(Dataset listings of figures)
^^^^^^^^^^^^^^^^

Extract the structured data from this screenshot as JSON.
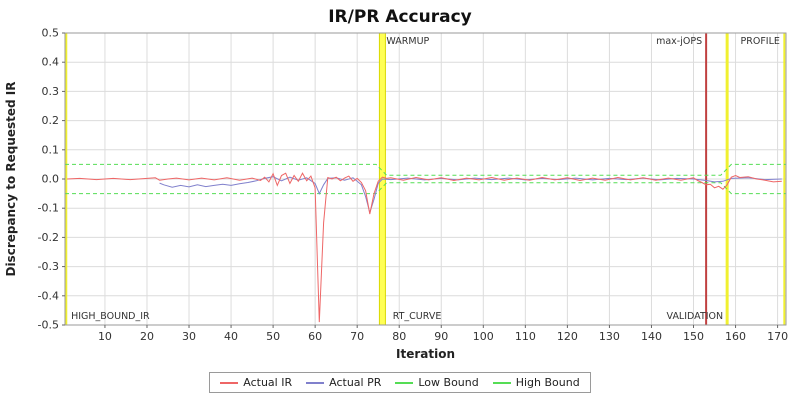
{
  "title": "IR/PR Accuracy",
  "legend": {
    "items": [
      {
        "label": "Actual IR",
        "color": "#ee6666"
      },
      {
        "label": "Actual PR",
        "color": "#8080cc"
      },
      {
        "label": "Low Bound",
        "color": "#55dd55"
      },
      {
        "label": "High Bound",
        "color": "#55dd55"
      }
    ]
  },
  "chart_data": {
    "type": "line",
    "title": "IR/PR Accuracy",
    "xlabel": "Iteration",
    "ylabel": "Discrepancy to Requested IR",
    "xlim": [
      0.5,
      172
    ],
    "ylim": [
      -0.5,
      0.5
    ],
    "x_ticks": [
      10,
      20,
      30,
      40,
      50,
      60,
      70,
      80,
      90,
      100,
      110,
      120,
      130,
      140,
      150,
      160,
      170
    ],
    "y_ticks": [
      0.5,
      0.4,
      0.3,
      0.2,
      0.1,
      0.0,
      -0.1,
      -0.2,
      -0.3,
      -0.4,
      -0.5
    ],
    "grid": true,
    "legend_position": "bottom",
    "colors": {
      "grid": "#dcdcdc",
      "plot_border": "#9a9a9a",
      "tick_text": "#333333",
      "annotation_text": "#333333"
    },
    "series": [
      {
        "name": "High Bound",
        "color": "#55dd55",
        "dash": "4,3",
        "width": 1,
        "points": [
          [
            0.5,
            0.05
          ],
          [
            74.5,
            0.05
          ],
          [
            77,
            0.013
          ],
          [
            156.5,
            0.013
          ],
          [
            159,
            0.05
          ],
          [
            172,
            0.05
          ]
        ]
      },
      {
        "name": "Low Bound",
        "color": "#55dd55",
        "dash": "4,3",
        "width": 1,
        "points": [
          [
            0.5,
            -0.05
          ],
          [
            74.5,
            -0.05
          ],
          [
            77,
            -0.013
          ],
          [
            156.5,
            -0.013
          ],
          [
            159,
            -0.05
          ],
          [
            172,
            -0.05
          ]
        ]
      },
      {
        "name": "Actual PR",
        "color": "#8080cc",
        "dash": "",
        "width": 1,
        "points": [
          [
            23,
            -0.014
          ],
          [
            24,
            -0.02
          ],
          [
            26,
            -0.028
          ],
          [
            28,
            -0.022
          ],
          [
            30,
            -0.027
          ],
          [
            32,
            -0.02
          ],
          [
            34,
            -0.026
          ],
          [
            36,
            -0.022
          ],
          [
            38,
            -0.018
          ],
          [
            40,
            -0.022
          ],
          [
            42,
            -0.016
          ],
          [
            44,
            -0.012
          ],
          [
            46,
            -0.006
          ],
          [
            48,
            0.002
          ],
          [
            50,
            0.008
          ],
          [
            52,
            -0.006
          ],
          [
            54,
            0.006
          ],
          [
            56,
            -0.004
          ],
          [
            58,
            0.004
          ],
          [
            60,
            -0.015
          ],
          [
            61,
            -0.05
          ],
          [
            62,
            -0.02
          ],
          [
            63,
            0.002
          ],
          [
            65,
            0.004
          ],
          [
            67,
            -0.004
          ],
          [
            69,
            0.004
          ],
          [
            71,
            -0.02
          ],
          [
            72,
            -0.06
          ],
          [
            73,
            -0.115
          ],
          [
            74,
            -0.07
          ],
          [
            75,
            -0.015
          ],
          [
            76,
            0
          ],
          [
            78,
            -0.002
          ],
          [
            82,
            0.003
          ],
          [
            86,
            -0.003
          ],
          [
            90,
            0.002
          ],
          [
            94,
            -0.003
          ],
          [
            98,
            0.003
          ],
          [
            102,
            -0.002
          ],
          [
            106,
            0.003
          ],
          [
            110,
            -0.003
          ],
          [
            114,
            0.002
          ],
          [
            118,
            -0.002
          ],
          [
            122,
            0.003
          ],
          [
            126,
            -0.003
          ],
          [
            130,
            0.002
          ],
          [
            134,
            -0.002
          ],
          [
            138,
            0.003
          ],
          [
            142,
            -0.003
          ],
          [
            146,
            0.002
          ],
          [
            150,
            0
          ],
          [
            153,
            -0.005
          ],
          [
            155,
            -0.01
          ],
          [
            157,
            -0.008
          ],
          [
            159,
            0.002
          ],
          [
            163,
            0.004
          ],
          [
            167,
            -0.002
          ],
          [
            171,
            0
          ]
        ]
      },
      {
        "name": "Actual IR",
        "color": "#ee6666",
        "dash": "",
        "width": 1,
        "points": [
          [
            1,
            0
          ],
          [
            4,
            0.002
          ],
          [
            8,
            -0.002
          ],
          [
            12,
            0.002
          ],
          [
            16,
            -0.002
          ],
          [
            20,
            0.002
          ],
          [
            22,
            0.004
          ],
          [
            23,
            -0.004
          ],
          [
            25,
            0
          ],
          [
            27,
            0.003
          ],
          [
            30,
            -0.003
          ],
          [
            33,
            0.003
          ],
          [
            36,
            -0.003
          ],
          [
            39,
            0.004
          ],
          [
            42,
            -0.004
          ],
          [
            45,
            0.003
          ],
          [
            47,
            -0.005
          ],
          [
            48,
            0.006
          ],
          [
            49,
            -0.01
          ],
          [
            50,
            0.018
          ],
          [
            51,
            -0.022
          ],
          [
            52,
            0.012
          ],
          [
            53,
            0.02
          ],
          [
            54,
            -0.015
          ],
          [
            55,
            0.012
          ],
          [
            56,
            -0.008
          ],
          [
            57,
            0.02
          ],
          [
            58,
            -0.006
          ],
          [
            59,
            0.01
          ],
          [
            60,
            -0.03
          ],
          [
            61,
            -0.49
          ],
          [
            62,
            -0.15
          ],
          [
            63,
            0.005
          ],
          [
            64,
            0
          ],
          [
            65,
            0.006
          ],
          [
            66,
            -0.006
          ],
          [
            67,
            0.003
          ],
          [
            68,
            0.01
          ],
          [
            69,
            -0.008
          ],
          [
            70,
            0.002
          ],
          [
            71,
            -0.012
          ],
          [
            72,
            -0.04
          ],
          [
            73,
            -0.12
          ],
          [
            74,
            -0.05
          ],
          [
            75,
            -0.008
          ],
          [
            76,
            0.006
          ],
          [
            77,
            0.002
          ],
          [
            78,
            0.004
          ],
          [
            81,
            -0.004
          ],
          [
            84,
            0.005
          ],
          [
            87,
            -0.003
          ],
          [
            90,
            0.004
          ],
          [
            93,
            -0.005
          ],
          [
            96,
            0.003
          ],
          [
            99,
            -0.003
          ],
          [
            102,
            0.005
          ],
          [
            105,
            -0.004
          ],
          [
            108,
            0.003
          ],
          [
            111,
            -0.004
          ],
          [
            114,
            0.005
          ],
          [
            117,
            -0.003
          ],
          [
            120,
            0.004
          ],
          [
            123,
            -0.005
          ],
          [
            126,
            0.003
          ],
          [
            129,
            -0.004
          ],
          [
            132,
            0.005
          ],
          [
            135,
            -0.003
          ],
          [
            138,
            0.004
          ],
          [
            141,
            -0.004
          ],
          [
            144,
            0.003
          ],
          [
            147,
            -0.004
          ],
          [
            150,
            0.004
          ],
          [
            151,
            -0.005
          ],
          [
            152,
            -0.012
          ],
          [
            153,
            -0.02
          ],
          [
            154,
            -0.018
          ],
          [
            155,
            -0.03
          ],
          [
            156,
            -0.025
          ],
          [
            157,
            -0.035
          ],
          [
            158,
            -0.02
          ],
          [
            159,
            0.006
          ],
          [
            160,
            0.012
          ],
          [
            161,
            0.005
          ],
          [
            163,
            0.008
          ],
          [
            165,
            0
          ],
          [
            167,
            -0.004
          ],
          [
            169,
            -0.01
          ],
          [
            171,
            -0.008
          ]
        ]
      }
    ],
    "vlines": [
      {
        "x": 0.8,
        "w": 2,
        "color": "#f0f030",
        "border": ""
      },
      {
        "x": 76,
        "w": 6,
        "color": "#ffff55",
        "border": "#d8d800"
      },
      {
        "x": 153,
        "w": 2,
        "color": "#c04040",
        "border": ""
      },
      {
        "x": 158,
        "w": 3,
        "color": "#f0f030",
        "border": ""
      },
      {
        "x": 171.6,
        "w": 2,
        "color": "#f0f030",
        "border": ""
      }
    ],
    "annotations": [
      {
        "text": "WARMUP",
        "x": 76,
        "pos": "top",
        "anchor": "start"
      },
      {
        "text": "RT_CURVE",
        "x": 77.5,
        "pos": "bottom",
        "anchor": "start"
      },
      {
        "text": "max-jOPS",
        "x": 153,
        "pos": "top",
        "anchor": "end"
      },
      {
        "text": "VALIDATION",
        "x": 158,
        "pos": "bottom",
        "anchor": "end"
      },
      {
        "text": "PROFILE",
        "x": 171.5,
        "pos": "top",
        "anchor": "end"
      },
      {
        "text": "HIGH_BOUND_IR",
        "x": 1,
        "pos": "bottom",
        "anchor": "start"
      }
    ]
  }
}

^^^^^^^^^^^^^^^^

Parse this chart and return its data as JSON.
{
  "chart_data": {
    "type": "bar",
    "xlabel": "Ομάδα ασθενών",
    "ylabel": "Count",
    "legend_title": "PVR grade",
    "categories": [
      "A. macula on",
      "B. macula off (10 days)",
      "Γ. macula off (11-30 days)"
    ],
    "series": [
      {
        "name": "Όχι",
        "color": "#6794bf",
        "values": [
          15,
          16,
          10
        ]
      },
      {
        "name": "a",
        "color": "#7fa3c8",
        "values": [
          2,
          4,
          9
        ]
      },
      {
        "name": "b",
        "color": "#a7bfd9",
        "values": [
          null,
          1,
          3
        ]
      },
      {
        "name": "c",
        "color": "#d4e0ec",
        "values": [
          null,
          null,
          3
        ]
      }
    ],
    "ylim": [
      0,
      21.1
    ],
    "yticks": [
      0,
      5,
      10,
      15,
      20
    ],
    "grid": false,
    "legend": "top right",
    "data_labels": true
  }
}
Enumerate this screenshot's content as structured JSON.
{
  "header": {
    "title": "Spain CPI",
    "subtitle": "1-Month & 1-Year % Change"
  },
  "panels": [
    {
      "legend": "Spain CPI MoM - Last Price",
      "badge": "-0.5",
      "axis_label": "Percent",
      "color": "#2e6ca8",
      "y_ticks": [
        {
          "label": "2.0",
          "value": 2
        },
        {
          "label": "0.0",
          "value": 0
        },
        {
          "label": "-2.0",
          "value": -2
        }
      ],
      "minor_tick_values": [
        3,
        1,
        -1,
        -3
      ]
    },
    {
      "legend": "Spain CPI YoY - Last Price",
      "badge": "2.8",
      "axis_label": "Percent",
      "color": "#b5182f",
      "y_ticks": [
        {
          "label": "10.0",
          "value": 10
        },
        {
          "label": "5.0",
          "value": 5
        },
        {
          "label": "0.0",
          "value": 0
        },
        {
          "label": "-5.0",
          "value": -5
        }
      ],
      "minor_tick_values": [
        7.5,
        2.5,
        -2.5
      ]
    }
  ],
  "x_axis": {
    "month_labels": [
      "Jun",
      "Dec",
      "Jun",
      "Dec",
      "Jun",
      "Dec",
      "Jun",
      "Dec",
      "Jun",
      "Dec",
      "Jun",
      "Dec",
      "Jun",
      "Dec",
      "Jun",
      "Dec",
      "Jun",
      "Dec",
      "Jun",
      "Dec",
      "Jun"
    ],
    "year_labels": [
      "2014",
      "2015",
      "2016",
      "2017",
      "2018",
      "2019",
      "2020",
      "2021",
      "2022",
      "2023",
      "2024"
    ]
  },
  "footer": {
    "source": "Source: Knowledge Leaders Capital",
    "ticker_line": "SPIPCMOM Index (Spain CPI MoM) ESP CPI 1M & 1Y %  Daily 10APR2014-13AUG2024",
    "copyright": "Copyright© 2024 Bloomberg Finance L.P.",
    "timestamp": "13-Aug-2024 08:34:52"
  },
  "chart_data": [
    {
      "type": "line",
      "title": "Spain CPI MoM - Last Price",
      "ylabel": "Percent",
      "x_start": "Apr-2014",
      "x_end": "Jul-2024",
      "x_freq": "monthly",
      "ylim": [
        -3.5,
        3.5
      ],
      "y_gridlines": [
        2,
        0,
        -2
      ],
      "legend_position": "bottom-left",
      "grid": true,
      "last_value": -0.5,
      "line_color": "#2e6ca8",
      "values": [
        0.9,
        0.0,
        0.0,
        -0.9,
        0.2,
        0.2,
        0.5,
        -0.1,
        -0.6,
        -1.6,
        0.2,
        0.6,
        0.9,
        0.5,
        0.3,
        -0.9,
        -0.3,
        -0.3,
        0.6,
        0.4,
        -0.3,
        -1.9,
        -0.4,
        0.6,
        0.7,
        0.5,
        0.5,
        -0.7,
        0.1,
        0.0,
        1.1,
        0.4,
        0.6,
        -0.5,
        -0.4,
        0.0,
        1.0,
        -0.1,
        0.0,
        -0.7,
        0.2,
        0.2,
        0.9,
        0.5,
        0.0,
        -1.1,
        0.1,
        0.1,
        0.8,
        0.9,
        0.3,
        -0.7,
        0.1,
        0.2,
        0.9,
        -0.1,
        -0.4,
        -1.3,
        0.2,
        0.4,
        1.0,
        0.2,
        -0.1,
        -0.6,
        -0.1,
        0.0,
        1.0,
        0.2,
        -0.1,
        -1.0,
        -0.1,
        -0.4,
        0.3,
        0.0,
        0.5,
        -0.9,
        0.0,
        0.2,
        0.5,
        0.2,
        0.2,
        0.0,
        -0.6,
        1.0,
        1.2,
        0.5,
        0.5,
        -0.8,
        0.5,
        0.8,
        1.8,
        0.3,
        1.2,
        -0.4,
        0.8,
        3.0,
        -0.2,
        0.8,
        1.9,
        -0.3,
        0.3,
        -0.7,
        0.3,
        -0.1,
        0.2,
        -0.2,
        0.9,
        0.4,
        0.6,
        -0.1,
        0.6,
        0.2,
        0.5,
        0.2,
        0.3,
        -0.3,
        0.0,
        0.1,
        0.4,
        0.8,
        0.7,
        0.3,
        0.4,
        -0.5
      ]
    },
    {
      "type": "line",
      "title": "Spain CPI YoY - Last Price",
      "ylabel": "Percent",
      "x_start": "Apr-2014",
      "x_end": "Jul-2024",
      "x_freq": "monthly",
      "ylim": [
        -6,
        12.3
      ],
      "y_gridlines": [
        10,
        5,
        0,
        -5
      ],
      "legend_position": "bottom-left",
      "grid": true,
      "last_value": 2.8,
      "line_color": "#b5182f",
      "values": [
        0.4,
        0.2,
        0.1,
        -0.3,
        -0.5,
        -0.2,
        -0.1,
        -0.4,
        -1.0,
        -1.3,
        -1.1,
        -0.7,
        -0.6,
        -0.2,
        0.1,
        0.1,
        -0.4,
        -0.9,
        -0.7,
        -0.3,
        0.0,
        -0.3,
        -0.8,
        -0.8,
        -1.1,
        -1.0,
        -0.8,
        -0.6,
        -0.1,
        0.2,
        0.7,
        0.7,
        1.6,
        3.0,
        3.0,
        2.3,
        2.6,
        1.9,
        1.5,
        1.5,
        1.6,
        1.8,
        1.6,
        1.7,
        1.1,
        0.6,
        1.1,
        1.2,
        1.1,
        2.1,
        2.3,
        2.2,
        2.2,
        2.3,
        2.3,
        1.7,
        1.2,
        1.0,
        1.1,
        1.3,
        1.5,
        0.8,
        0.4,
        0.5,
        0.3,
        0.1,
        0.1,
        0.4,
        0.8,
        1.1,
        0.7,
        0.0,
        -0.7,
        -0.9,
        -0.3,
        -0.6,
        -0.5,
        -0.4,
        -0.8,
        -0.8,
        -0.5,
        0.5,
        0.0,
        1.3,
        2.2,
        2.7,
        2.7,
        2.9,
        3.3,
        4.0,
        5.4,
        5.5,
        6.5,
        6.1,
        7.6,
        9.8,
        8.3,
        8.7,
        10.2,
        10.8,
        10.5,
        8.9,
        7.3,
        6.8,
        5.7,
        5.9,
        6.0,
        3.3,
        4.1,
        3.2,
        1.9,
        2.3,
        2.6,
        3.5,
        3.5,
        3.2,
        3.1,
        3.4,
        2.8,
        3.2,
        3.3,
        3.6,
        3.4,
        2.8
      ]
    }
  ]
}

^^^^^^^^^^^^^^^^

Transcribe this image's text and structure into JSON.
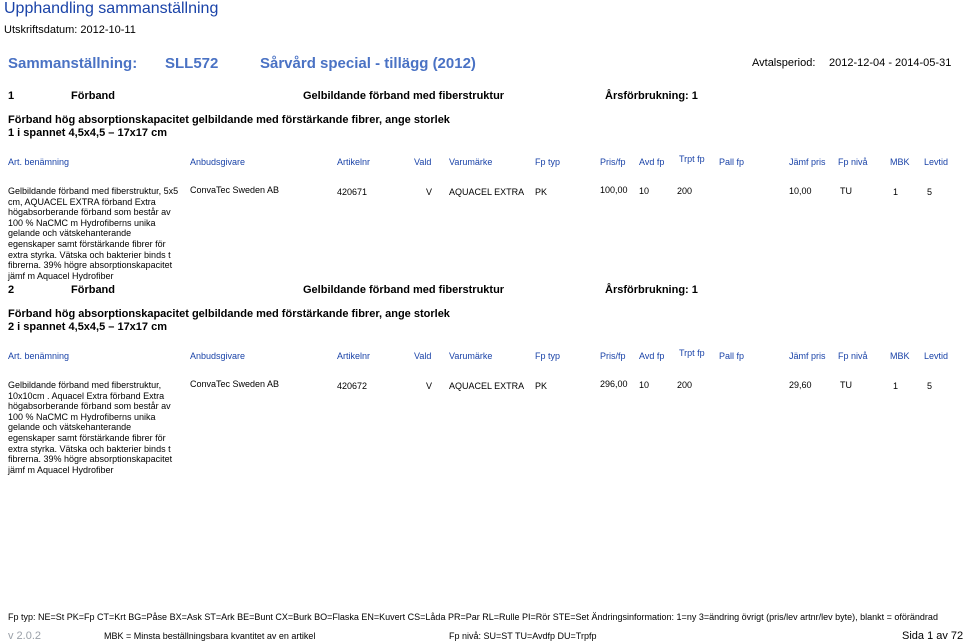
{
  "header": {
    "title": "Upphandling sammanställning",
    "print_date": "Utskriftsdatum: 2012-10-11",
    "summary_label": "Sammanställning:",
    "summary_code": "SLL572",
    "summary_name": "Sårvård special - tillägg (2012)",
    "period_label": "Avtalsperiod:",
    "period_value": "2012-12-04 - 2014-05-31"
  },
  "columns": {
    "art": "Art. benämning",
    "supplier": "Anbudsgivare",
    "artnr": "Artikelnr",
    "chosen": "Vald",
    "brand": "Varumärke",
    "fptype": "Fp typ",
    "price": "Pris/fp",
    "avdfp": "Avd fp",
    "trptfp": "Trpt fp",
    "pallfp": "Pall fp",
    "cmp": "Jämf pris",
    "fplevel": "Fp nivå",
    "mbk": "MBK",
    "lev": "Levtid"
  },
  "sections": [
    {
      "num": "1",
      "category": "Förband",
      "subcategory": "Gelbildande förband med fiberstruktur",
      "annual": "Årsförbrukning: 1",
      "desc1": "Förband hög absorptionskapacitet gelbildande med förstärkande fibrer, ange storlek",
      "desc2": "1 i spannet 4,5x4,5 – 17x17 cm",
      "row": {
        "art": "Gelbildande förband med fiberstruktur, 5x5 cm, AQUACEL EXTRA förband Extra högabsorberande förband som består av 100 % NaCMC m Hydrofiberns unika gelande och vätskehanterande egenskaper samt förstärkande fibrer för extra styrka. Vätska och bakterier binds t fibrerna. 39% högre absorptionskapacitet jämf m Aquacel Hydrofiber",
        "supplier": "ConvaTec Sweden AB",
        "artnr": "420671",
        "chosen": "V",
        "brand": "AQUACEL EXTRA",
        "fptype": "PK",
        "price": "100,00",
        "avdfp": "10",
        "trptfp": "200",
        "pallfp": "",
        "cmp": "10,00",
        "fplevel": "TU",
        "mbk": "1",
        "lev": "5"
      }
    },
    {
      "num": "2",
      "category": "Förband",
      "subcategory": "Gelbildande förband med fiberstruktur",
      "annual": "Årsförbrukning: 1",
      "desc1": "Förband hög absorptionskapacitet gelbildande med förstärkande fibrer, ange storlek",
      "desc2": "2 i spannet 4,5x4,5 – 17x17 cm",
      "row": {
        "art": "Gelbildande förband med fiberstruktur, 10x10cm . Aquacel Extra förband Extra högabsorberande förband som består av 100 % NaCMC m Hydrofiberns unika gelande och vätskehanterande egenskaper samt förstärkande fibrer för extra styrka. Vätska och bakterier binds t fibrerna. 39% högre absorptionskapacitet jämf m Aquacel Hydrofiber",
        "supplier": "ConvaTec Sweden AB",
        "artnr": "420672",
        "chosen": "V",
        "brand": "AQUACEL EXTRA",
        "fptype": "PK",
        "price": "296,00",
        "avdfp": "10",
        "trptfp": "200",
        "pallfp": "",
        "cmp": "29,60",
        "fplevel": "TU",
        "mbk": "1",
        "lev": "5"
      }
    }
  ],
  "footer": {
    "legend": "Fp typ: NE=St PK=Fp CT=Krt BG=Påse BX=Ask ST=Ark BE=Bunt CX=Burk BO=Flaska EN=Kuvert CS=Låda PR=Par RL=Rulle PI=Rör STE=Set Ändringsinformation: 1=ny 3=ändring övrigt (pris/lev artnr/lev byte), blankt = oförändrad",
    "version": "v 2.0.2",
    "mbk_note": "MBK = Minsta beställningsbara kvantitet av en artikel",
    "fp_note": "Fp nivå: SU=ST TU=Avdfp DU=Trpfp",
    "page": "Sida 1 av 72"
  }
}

^^^^^^^^^^^^^^^^

What the task asks: Copy in full each line that holds the word "består".

Exercise solution:
        "art": "Gelbildande förband med fiberstruktur, 5x5 cm, AQUACEL EXTRA förband Extra högabsorberande förband som består av 100 % NaCMC m Hydrofiberns unika gelande och vätskehanterande egenskaper samt förstärkande fibrer för extra styrka. Vätska och bakterier binds t fibrerna. 39% högre absorptionskapacitet jämf m Aquacel Hydrofiber",
        "art": "Gelbildande förband med fiberstruktur, 10x10cm . Aquacel Extra förband Extra högabsorberande förband som består av 100 % NaCMC m Hydrofiberns unika gelande och vätskehanterande egenskaper samt förstärkande fibrer för extra styrka. Vätska och bakterier binds t fibrerna. 39% högre absorptionskapacitet jämf m Aquacel Hydrofiber",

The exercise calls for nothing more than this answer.